■ To be done: Pictures aside, quote the whole listing exactly.

■ Records for processing:
** BEGIN **
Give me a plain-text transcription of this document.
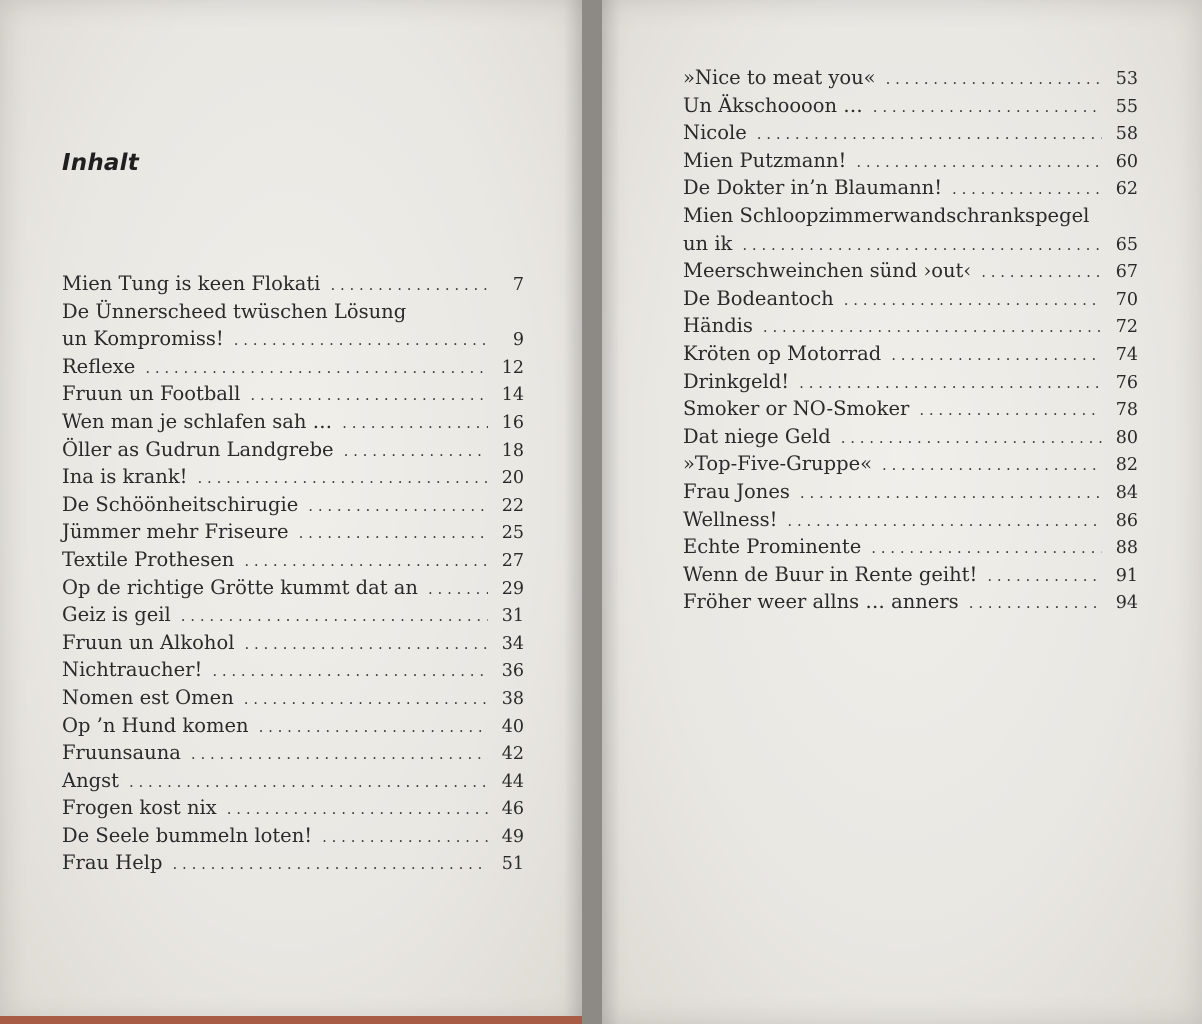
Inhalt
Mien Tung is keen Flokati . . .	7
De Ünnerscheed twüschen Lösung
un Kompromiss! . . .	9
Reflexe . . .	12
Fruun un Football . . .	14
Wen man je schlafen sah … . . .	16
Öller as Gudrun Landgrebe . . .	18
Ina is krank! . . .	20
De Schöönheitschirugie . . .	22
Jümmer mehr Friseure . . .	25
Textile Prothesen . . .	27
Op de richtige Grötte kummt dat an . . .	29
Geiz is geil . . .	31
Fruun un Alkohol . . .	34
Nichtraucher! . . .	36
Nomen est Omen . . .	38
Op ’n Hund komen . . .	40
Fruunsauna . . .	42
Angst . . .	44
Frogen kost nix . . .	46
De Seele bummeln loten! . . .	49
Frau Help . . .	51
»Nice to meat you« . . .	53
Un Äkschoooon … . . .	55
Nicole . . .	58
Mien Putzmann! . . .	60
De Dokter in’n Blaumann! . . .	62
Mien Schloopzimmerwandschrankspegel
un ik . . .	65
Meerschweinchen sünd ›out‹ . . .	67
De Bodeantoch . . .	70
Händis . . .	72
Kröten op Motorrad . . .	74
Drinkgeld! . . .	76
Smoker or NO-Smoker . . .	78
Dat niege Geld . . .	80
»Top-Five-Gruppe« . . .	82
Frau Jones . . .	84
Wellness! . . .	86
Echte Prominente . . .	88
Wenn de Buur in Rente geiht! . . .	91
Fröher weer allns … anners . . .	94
** END **
■ Task output:
Give me a plain-text transcription of this document.
Inhalt
Mien Tung is keen Flokati . . .	7
De Ünnerscheed twüschen Lösung
un Kompromiss! . . .	9
Reflexe . . .	12
Fruun un Football . . .	14
Wen man je schlafen sah … . . .	16
Öller as Gudrun Landgrebe . . .	18
Ina is krank! . . .	20
De Schöönheitschirugie . . .	22
Jümmer mehr Friseure . . .	25
Textile Prothesen . . .	27
Op de richtige Grötte kummt dat an . . .	29
Geiz is geil . . .	31
Fruun un Alkohol . . .	34
Nichtraucher! . . .	36
Nomen est Omen . . .	38
Op ’n Hund komen . . .	40
Fruunsauna . . .	42
Angst . . .	44
Frogen kost nix . . .	46
De Seele bummeln loten! . . .	49
Frau Help . . .	51
»Nice to meat you« . . .	53
Un Äkschoooon … . . .	55
Nicole . . .	58
Mien Putzmann! . . .	60
De Dokter in’n Blaumann! . . .	62
Mien Schloopzimmerwandschrankspegel
un ik . . .	65
Meerschweinchen sünd ›out‹ . . .	67
De Bodeantoch . . .	70
Händis . . .	72
Kröten op Motorrad . . .	74
Drinkgeld! . . .	76
Smoker or NO-Smoker . . .	78
Dat niege Geld . . .	80
»Top-Five-Gruppe« . . .	82
Frau Jones . . .	84
Wellness! . . .	86
Echte Prominente . . .	88
Wenn de Buur in Rente geiht! . . .	91
Fröher weer allns … anners . . .	94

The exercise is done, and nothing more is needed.